Stored data entries:
**********

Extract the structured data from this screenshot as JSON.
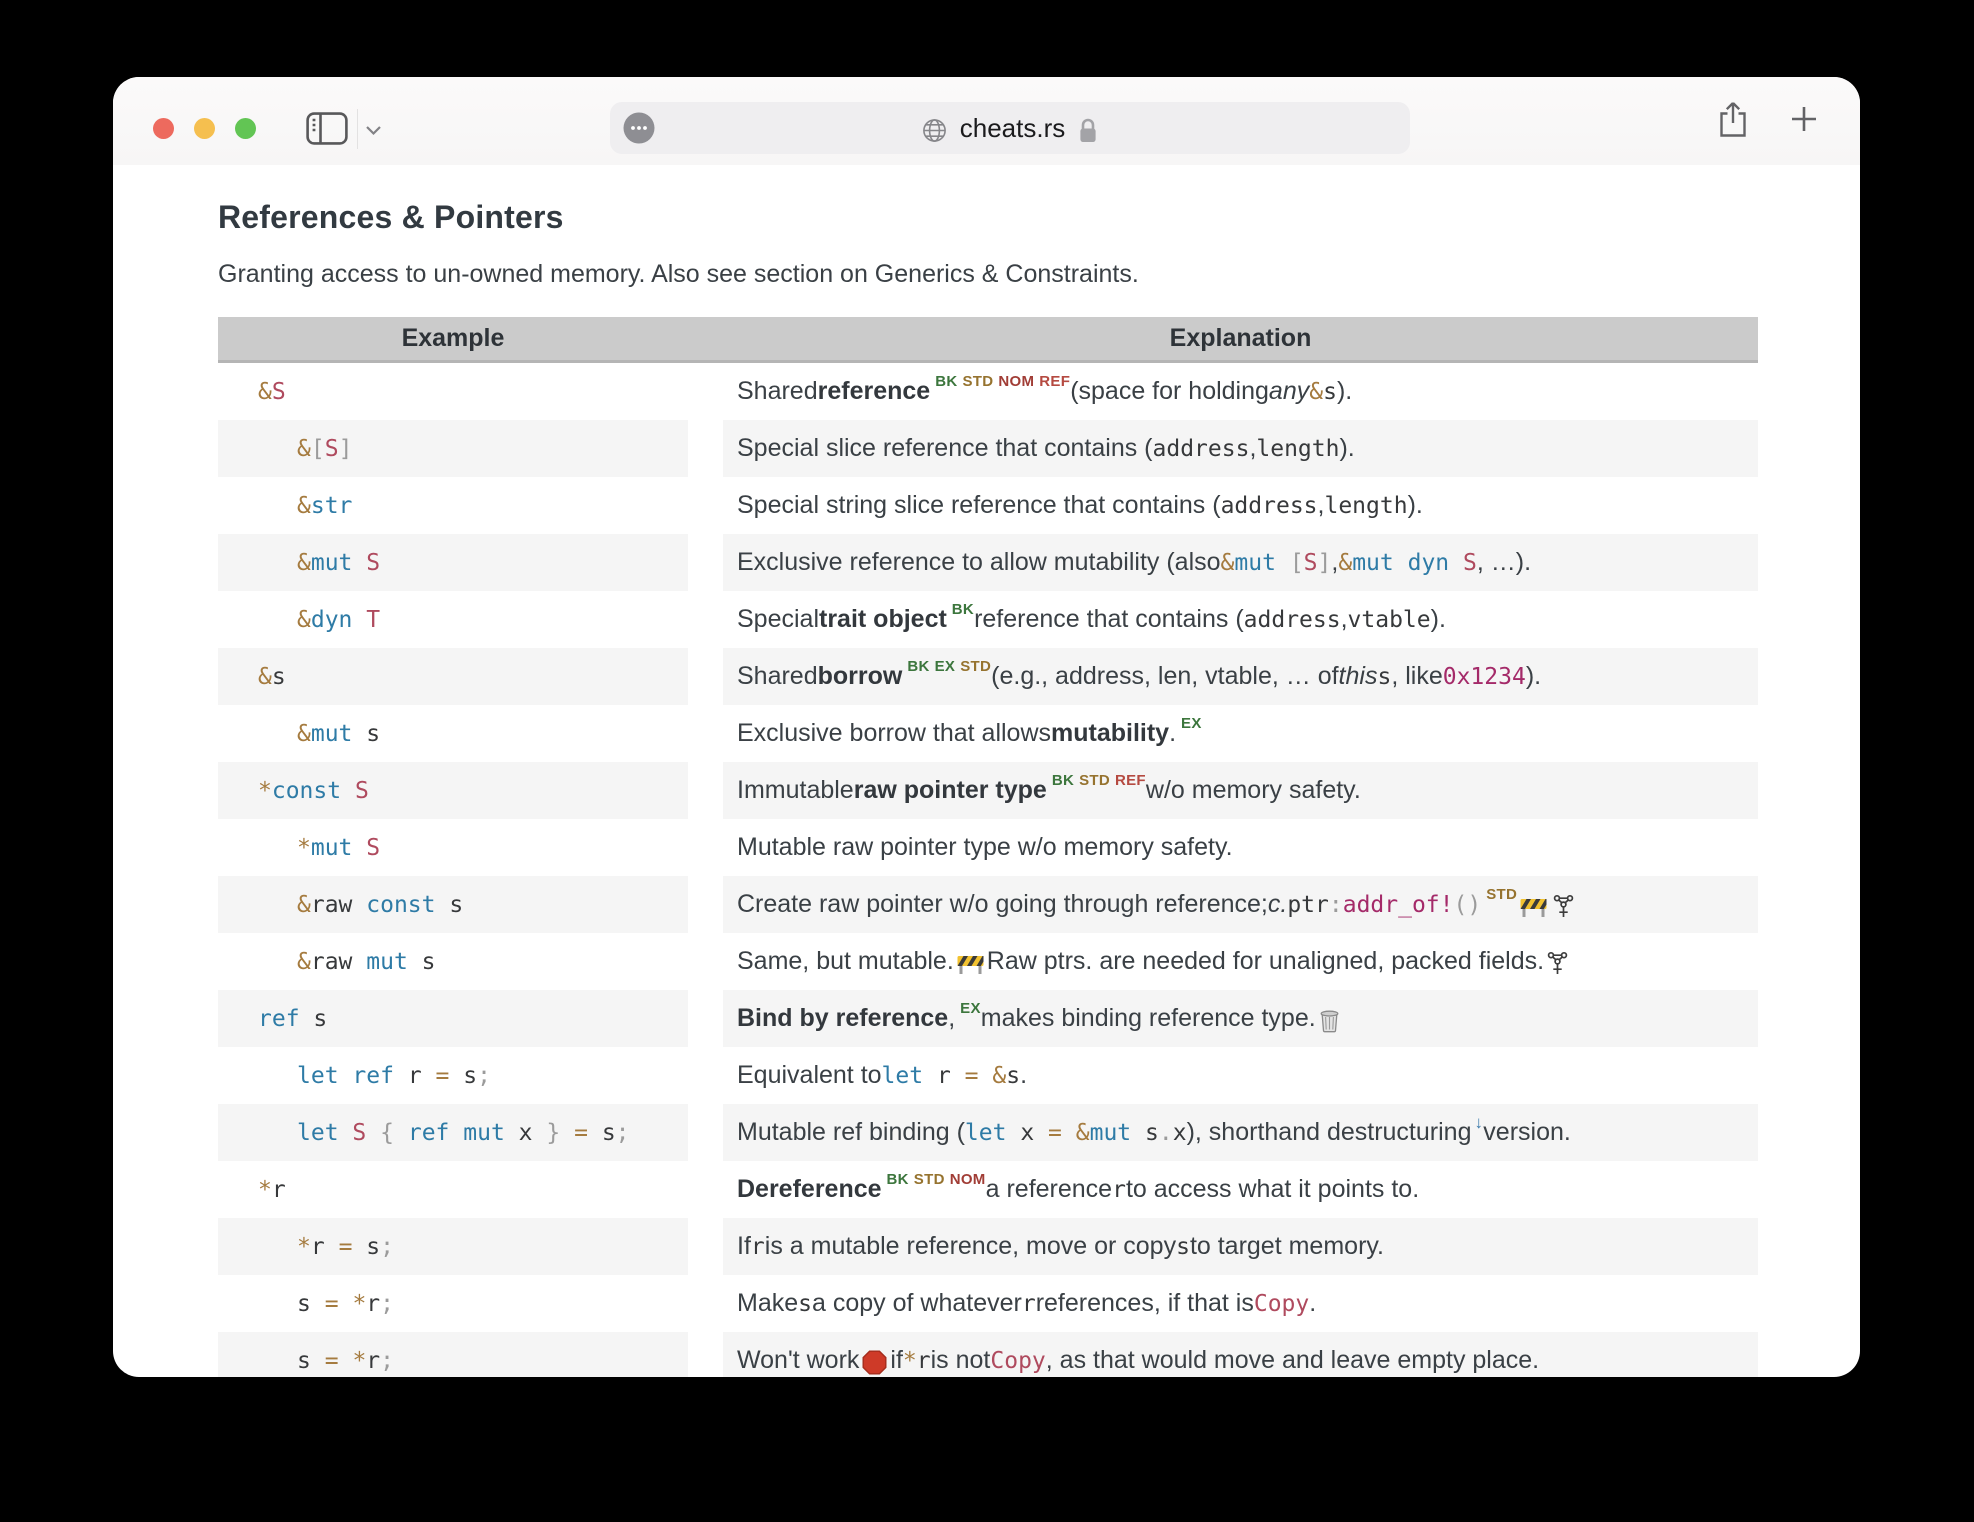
{
  "browser": {
    "url": "cheats.rs",
    "traffic_lights": {
      "close": "#ed6a5e",
      "minimize": "#f5bf4f",
      "zoom": "#62c554"
    },
    "icons": [
      "sidebar-toggle-icon",
      "chevron-down-icon",
      "globe-icon",
      "lock-icon",
      "page-settings-icon",
      "share-icon",
      "new-tab-icon"
    ]
  },
  "colors": {
    "header_bg": "#cbcbcb",
    "row_alt_bg": "#f5f5f5",
    "code_operator": "#a57b3f",
    "code_keyword": "#2e7ba6",
    "code_type": "#af4a5e",
    "code_macro": "#a42a69",
    "code_punct": "#9b9b9b",
    "sup_book_green": "#3c763d",
    "sup_std_gold": "#96732f",
    "sup_nom_red": "#a13d36",
    "sup_ref_red": "#b54a41"
  },
  "page": {
    "title": "References & Pointers",
    "subtitle": "Granting access to un-owned memory. Also see section on Generics & Constraints.",
    "table": {
      "headers": [
        "Example",
        "Explanation"
      ],
      "rows": [
        {
          "indent": 0,
          "code": [
            [
              "&",
              "o"
            ],
            [
              "S",
              "y"
            ]
          ],
          "expl": [
            [
              "Shared ",
              "p"
            ],
            [
              "reference",
              "b"
            ],
            [
              "BK",
              "sb"
            ],
            [
              "STD",
              "ss"
            ],
            [
              "NOM",
              "sn"
            ],
            [
              "REF",
              "sr"
            ],
            [
              " (space for holding ",
              "p"
            ],
            [
              "any",
              "i"
            ],
            [
              " ",
              "p"
            ],
            [
              "&",
              "o"
            ],
            [
              "s",
              "c"
            ],
            [
              ").",
              "p"
            ]
          ]
        },
        {
          "indent": 1,
          "code": [
            [
              "&",
              "o"
            ],
            [
              "[",
              "u"
            ],
            [
              "S",
              "y"
            ],
            [
              "]",
              "u"
            ]
          ],
          "expl": [
            [
              "Special slice reference that contains (",
              "p"
            ],
            [
              "address",
              "c"
            ],
            [
              ", ",
              "p"
            ],
            [
              "length",
              "c"
            ],
            [
              ").",
              "p"
            ]
          ]
        },
        {
          "indent": 1,
          "code": [
            [
              "&",
              "o"
            ],
            [
              "str",
              "k"
            ]
          ],
          "expl": [
            [
              "Special string slice reference that contains (",
              "p"
            ],
            [
              "address",
              "c"
            ],
            [
              ", ",
              "p"
            ],
            [
              "length",
              "c"
            ],
            [
              ").",
              "p"
            ]
          ]
        },
        {
          "indent": 1,
          "code": [
            [
              "&",
              "o"
            ],
            [
              "mut",
              "k"
            ],
            [
              " ",
              "c"
            ],
            [
              "S",
              "y"
            ]
          ],
          "expl": [
            [
              "Exclusive reference to allow mutability (also ",
              "p"
            ],
            [
              "&",
              "o"
            ],
            [
              "mut",
              "k"
            ],
            [
              " ",
              "c"
            ],
            [
              "[",
              "u"
            ],
            [
              "S",
              "y"
            ],
            [
              "]",
              "u"
            ],
            [
              ", ",
              "p"
            ],
            [
              "&",
              "o"
            ],
            [
              "mut",
              "k"
            ],
            [
              " ",
              "c"
            ],
            [
              "dyn",
              "k"
            ],
            [
              " ",
              "c"
            ],
            [
              "S",
              "y"
            ],
            [
              ", …).",
              "p"
            ]
          ]
        },
        {
          "indent": 1,
          "code": [
            [
              "&",
              "o"
            ],
            [
              "dyn",
              "k"
            ],
            [
              " ",
              "c"
            ],
            [
              "T",
              "y"
            ]
          ],
          "expl": [
            [
              "Special ",
              "p"
            ],
            [
              "trait object",
              "b"
            ],
            [
              "BK",
              "sb"
            ],
            [
              " reference that contains (",
              "p"
            ],
            [
              "address",
              "c"
            ],
            [
              ", ",
              "p"
            ],
            [
              "vtable",
              "c"
            ],
            [
              ").",
              "p"
            ]
          ]
        },
        {
          "indent": 0,
          "code": [
            [
              "&",
              "o"
            ],
            [
              "s",
              "c"
            ]
          ],
          "expl": [
            [
              "Shared ",
              "p"
            ],
            [
              "borrow",
              "b"
            ],
            [
              "BK",
              "sb"
            ],
            [
              "EX",
              "se"
            ],
            [
              "STD",
              "ss"
            ],
            [
              " (e.g., address, len, vtable, … of ",
              "p"
            ],
            [
              "this",
              "i"
            ],
            [
              " ",
              "p"
            ],
            [
              "s",
              "c"
            ],
            [
              ", like ",
              "p"
            ],
            [
              "0x1234",
              "m"
            ],
            [
              ").",
              "p"
            ]
          ]
        },
        {
          "indent": 1,
          "code": [
            [
              "&",
              "o"
            ],
            [
              "mut",
              "k"
            ],
            [
              " ",
              "c"
            ],
            [
              "s",
              "c"
            ]
          ],
          "expl": [
            [
              "Exclusive borrow that allows ",
              "p"
            ],
            [
              "mutability",
              "b"
            ],
            [
              ".",
              "p"
            ],
            [
              "EX",
              "se"
            ]
          ]
        },
        {
          "indent": 0,
          "code": [
            [
              "*",
              "o"
            ],
            [
              "const",
              "k"
            ],
            [
              " ",
              "c"
            ],
            [
              "S",
              "y"
            ]
          ],
          "expl": [
            [
              "Immutable ",
              "p"
            ],
            [
              "raw pointer type",
              "b"
            ],
            [
              "BK",
              "sb"
            ],
            [
              "STD",
              "ss"
            ],
            [
              "REF",
              "sr"
            ],
            [
              " w/o memory safety.",
              "p"
            ]
          ]
        },
        {
          "indent": 1,
          "code": [
            [
              "*",
              "o"
            ],
            [
              "mut",
              "k"
            ],
            [
              " ",
              "c"
            ],
            [
              "S",
              "y"
            ]
          ],
          "expl": [
            [
              "Mutable raw pointer type w/o memory safety.",
              "p"
            ]
          ]
        },
        {
          "indent": 1,
          "code": [
            [
              "&",
              "o"
            ],
            [
              "raw",
              "c"
            ],
            [
              " ",
              "c"
            ],
            [
              "const",
              "k"
            ],
            [
              " ",
              "c"
            ],
            [
              "s",
              "c"
            ]
          ],
          "expl": [
            [
              "Create raw pointer w/o going through reference; ",
              "p"
            ],
            [
              "c.",
              "i"
            ],
            [
              " ",
              "p"
            ],
            [
              "ptr",
              "c"
            ],
            [
              ":",
              "u"
            ],
            [
              "addr_of!",
              "m"
            ],
            [
              "()",
              "u"
            ],
            [
              " ",
              "p"
            ],
            [
              "STD",
              "ss"
            ],
            [
              "  ",
              "p"
            ],
            [
              "",
              "ic:construction"
            ],
            [
              " ",
              "p"
            ],
            [
              "",
              "ic:staff"
            ]
          ]
        },
        {
          "indent": 1,
          "code": [
            [
              "&",
              "o"
            ],
            [
              "raw",
              "c"
            ],
            [
              " ",
              "c"
            ],
            [
              "mut",
              "k"
            ],
            [
              " ",
              "c"
            ],
            [
              "s",
              "c"
            ]
          ],
          "expl": [
            [
              "Same, but mutable. ",
              "p"
            ],
            [
              "",
              "ic:construction"
            ],
            [
              " Raw ptrs. are needed for unaligned, packed fields. ",
              "p"
            ],
            [
              "",
              "ic:staff"
            ]
          ]
        },
        {
          "indent": 0,
          "code": [
            [
              "ref",
              "k"
            ],
            [
              " ",
              "c"
            ],
            [
              "s",
              "c"
            ]
          ],
          "expl": [
            [
              "Bind by reference",
              "b"
            ],
            [
              ", ",
              "p"
            ],
            [
              "EX",
              "se"
            ],
            [
              " makes binding reference type. ",
              "p"
            ],
            [
              "",
              "ic:trash"
            ]
          ]
        },
        {
          "indent": 1,
          "code": [
            [
              "let",
              "k"
            ],
            [
              " ",
              "c"
            ],
            [
              "ref",
              "k"
            ],
            [
              " ",
              "c"
            ],
            [
              "r",
              "c"
            ],
            [
              " ",
              "c"
            ],
            [
              "=",
              "o"
            ],
            [
              " ",
              "c"
            ],
            [
              "s",
              "c"
            ],
            [
              ";",
              "u"
            ]
          ],
          "expl": [
            [
              "Equivalent to ",
              "p"
            ],
            [
              "let",
              "k"
            ],
            [
              " ",
              "c"
            ],
            [
              "r",
              "c"
            ],
            [
              " ",
              "c"
            ],
            [
              "=",
              "o"
            ],
            [
              " ",
              "c"
            ],
            [
              "&",
              "o"
            ],
            [
              "s",
              "c"
            ],
            [
              ".",
              "p"
            ]
          ]
        },
        {
          "indent": 1,
          "code": [
            [
              "let",
              "k"
            ],
            [
              " ",
              "c"
            ],
            [
              "S",
              "y"
            ],
            [
              " ",
              "c"
            ],
            [
              "{",
              "u"
            ],
            [
              " ",
              "c"
            ],
            [
              "ref",
              "k"
            ],
            [
              " ",
              "c"
            ],
            [
              "mut",
              "k"
            ],
            [
              " ",
              "c"
            ],
            [
              "x",
              "c"
            ],
            [
              " ",
              "c"
            ],
            [
              "}",
              "u"
            ],
            [
              " ",
              "c"
            ],
            [
              "=",
              "o"
            ],
            [
              " ",
              "c"
            ],
            [
              "s",
              "c"
            ],
            [
              ";",
              "u"
            ]
          ],
          "expl": [
            [
              "Mutable ref binding (",
              "p"
            ],
            [
              "let",
              "k"
            ],
            [
              " ",
              "c"
            ],
            [
              "x",
              "c"
            ],
            [
              " ",
              "c"
            ],
            [
              "=",
              "o"
            ],
            [
              " ",
              "c"
            ],
            [
              "&",
              "o"
            ],
            [
              "mut",
              "k"
            ],
            [
              " ",
              "c"
            ],
            [
              "s",
              "c"
            ],
            [
              ".",
              "u"
            ],
            [
              "x",
              "c"
            ],
            [
              "), shorthand destructuring ",
              "p"
            ],
            [
              "↓",
              "sa"
            ],
            [
              " version.",
              "p"
            ]
          ]
        },
        {
          "indent": 0,
          "code": [
            [
              "*",
              "o"
            ],
            [
              "r",
              "c"
            ]
          ],
          "expl": [
            [
              "Dereference",
              "b"
            ],
            [
              "BK",
              "sb"
            ],
            [
              "STD",
              "ss"
            ],
            [
              "NOM",
              "sn"
            ],
            [
              " a reference ",
              "p"
            ],
            [
              "r",
              "c"
            ],
            [
              " to access what it points to.",
              "p"
            ]
          ]
        },
        {
          "indent": 1,
          "code": [
            [
              "*",
              "o"
            ],
            [
              "r",
              "c"
            ],
            [
              " ",
              "c"
            ],
            [
              "=",
              "o"
            ],
            [
              " ",
              "c"
            ],
            [
              "s",
              "c"
            ],
            [
              ";",
              "u"
            ]
          ],
          "expl": [
            [
              "If ",
              "p"
            ],
            [
              "r",
              "c"
            ],
            [
              " is a mutable reference, move or copy ",
              "p"
            ],
            [
              "s",
              "c"
            ],
            [
              " to target memory.",
              "p"
            ]
          ]
        },
        {
          "indent": 1,
          "code": [
            [
              "s",
              "c"
            ],
            [
              " ",
              "c"
            ],
            [
              "=",
              "o"
            ],
            [
              " ",
              "c"
            ],
            [
              "*",
              "o"
            ],
            [
              "r",
              "c"
            ],
            [
              ";",
              "u"
            ]
          ],
          "expl": [
            [
              "Make ",
              "p"
            ],
            [
              "s",
              "c"
            ],
            [
              " a copy of whatever ",
              "p"
            ],
            [
              "r",
              "c"
            ],
            [
              " references, if that is ",
              "p"
            ],
            [
              "Copy",
              "y"
            ],
            [
              ".",
              "p"
            ]
          ]
        },
        {
          "indent": 1,
          "code": [
            [
              "s",
              "c"
            ],
            [
              " ",
              "c"
            ],
            [
              "=",
              "o"
            ],
            [
              " ",
              "c"
            ],
            [
              "*",
              "o"
            ],
            [
              "r",
              "c"
            ],
            [
              ";",
              "u"
            ]
          ],
          "expl": [
            [
              "Won't work ",
              "p"
            ],
            [
              "",
              "ic:stop"
            ],
            [
              " if ",
              "p"
            ],
            [
              "*",
              "o"
            ],
            [
              "r",
              "c"
            ],
            [
              " is not ",
              "p"
            ],
            [
              "Copy",
              "y"
            ],
            [
              ", as that would move and leave empty place.",
              "p"
            ]
          ]
        }
      ]
    }
  }
}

**********

Task instructions: Locate all lines in the listing above with the word "binding" and copy them.

Result:
              " makes binding reference type. ",
              "Mutable ref binding (",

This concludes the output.